--- start of Raw records ---

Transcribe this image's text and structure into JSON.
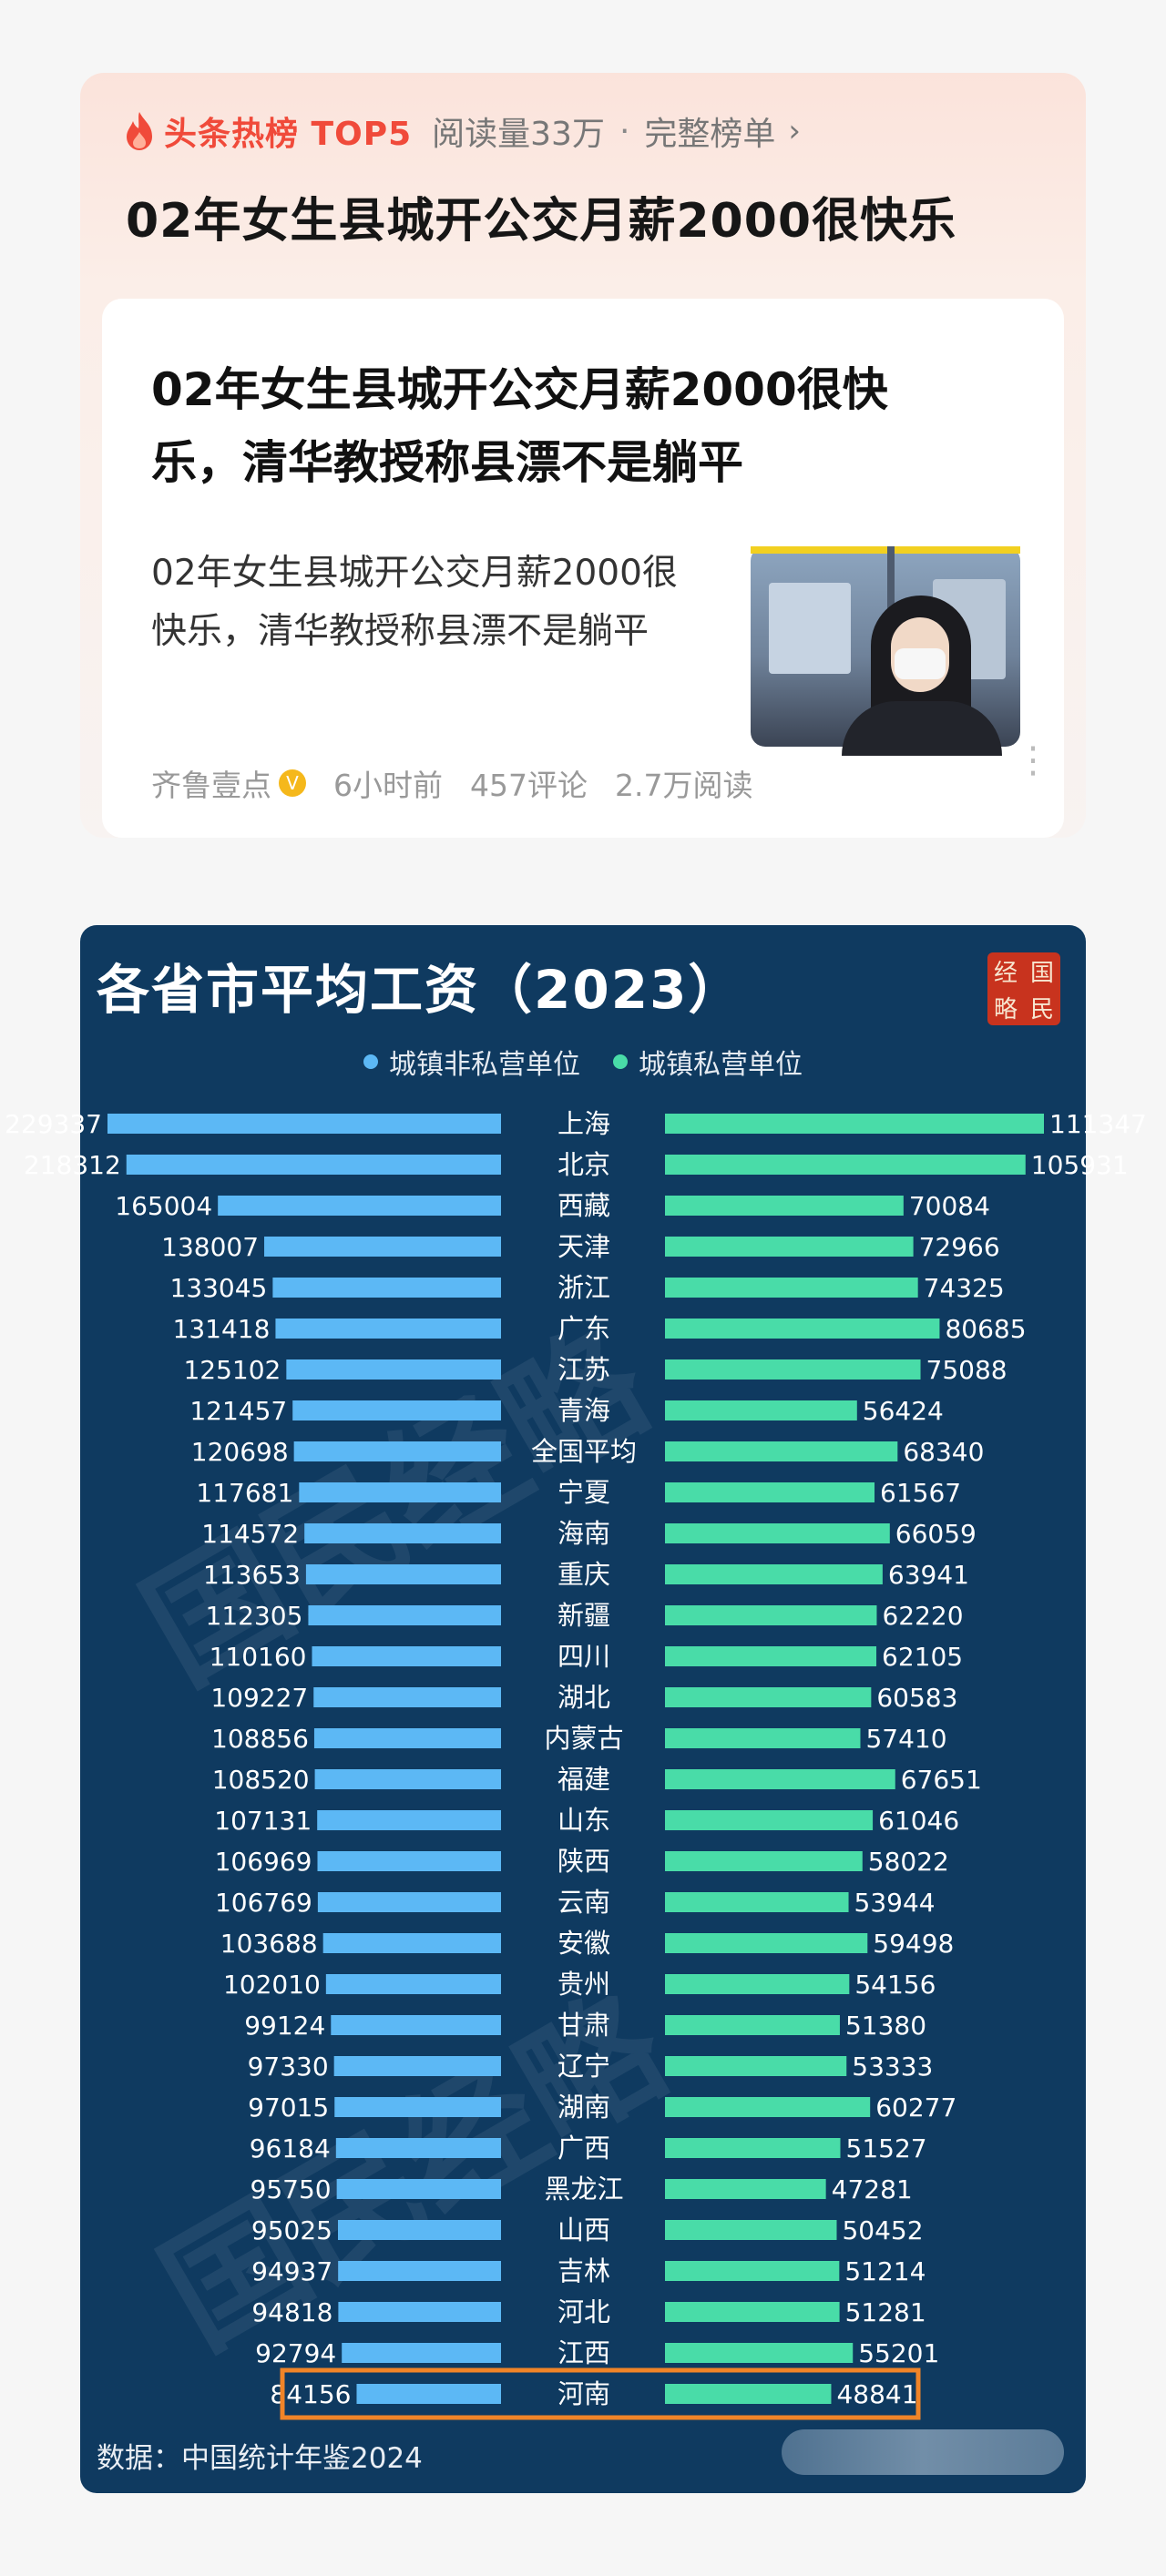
{
  "hot": {
    "brand": "头条热榜 TOP5",
    "reads": "阅读量33万",
    "dot": "·",
    "full_list": "完整榜单",
    "chevron": "›",
    "title": "02年女生县城开公交月薪2000很快乐"
  },
  "article": {
    "title": "02年女生县城开公交月薪2000很快乐，清华教授称县漂不是躺平",
    "summary": "02年女生县城开公交月薪2000很快乐，清华教授称县漂不是躺平",
    "source": "齐鲁壹点",
    "verified_mark": "V",
    "time": "6小时前",
    "comments": "457评论",
    "reads": "2.7万阅读",
    "more": "⋮"
  },
  "colors": {
    "accent_red": "#f04a3a",
    "chart_bg": "#0f3a60",
    "series_public": "#5cb8f5",
    "series_private": "#49dca8",
    "highlight": "#f08428"
  },
  "chart": {
    "title": "各省市平均工资（2023）",
    "seal_chars": [
      "经",
      "国",
      "略",
      "民"
    ],
    "watermark": "国民经略",
    "source": "数据：中国统计年鉴2024",
    "legend": [
      "城镇非私营单位",
      "城镇私营单位"
    ]
  },
  "chart_data": {
    "type": "bar",
    "orientation": "horizontal-butterfly",
    "title": "各省市平均工资（2023）",
    "categories": [
      "上海",
      "北京",
      "西藏",
      "天津",
      "浙江",
      "广东",
      "江苏",
      "青海",
      "全国平均",
      "宁夏",
      "海南",
      "重庆",
      "新疆",
      "四川",
      "湖北",
      "内蒙古",
      "福建",
      "山东",
      "陕西",
      "云南",
      "安徽",
      "贵州",
      "甘肃",
      "辽宁",
      "湖南",
      "广西",
      "黑龙江",
      "山西",
      "吉林",
      "河北",
      "江西",
      "河南"
    ],
    "series": [
      {
        "name": "城镇非私营单位",
        "side": "left",
        "values": [
          229337,
          218312,
          165004,
          138007,
          133045,
          131418,
          125102,
          121457,
          120698,
          117681,
          114572,
          113653,
          112305,
          110160,
          109227,
          108856,
          108520,
          107131,
          106969,
          106769,
          103688,
          102010,
          99124,
          97330,
          97015,
          96184,
          95750,
          95025,
          94937,
          94818,
          92794,
          84156
        ]
      },
      {
        "name": "城镇私营单位",
        "side": "right",
        "values": [
          111347,
          105931,
          70084,
          72966,
          74325,
          80685,
          75088,
          56424,
          68340,
          61567,
          66059,
          63941,
          62220,
          62105,
          60583,
          57410,
          67651,
          61046,
          58022,
          53944,
          59498,
          54156,
          51380,
          53333,
          60277,
          51527,
          47281,
          50452,
          51214,
          51281,
          55201,
          48841
        ]
      }
    ],
    "highlighted_category": "河南",
    "source": "数据：中国统计年鉴2024"
  }
}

--- end of Raw records ---

> **Task instructions**
Pictures don't belong in the copy. Transcribe every record exactly as it appears.

> **Response to this task**
Transcribe this image's text and structure into JSON.
{
  "hot": {
    "brand": "头条热榜 TOP5",
    "reads": "阅读量33万",
    "dot": "·",
    "full_list": "完整榜单",
    "chevron": "›",
    "title": "02年女生县城开公交月薪2000很快乐"
  },
  "article": {
    "title": "02年女生县城开公交月薪2000很快乐，清华教授称县漂不是躺平",
    "summary": "02年女生县城开公交月薪2000很快乐，清华教授称县漂不是躺平",
    "source": "齐鲁壹点",
    "verified_mark": "V",
    "time": "6小时前",
    "comments": "457评论",
    "reads": "2.7万阅读",
    "more": "⋮"
  },
  "colors": {
    "accent_red": "#f04a3a",
    "chart_bg": "#0f3a60",
    "series_public": "#5cb8f5",
    "series_private": "#49dca8",
    "highlight": "#f08428"
  },
  "chart": {
    "title": "各省市平均工资（2023）",
    "seal_chars": [
      "经",
      "国",
      "略",
      "民"
    ],
    "watermark": "国民经略",
    "source": "数据：中国统计年鉴2024",
    "legend": [
      "城镇非私营单位",
      "城镇私营单位"
    ]
  },
  "chart_data": {
    "type": "bar",
    "orientation": "horizontal-butterfly",
    "title": "各省市平均工资（2023）",
    "categories": [
      "上海",
      "北京",
      "西藏",
      "天津",
      "浙江",
      "广东",
      "江苏",
      "青海",
      "全国平均",
      "宁夏",
      "海南",
      "重庆",
      "新疆",
      "四川",
      "湖北",
      "内蒙古",
      "福建",
      "山东",
      "陕西",
      "云南",
      "安徽",
      "贵州",
      "甘肃",
      "辽宁",
      "湖南",
      "广西",
      "黑龙江",
      "山西",
      "吉林",
      "河北",
      "江西",
      "河南"
    ],
    "series": [
      {
        "name": "城镇非私营单位",
        "side": "left",
        "values": [
          229337,
          218312,
          165004,
          138007,
          133045,
          131418,
          125102,
          121457,
          120698,
          117681,
          114572,
          113653,
          112305,
          110160,
          109227,
          108856,
          108520,
          107131,
          106969,
          106769,
          103688,
          102010,
          99124,
          97330,
          97015,
          96184,
          95750,
          95025,
          94937,
          94818,
          92794,
          84156
        ]
      },
      {
        "name": "城镇私营单位",
        "side": "right",
        "values": [
          111347,
          105931,
          70084,
          72966,
          74325,
          80685,
          75088,
          56424,
          68340,
          61567,
          66059,
          63941,
          62220,
          62105,
          60583,
          57410,
          67651,
          61046,
          58022,
          53944,
          59498,
          54156,
          51380,
          53333,
          60277,
          51527,
          47281,
          50452,
          51214,
          51281,
          55201,
          48841
        ]
      }
    ],
    "highlighted_category": "河南",
    "source": "数据：中国统计年鉴2024"
  }
}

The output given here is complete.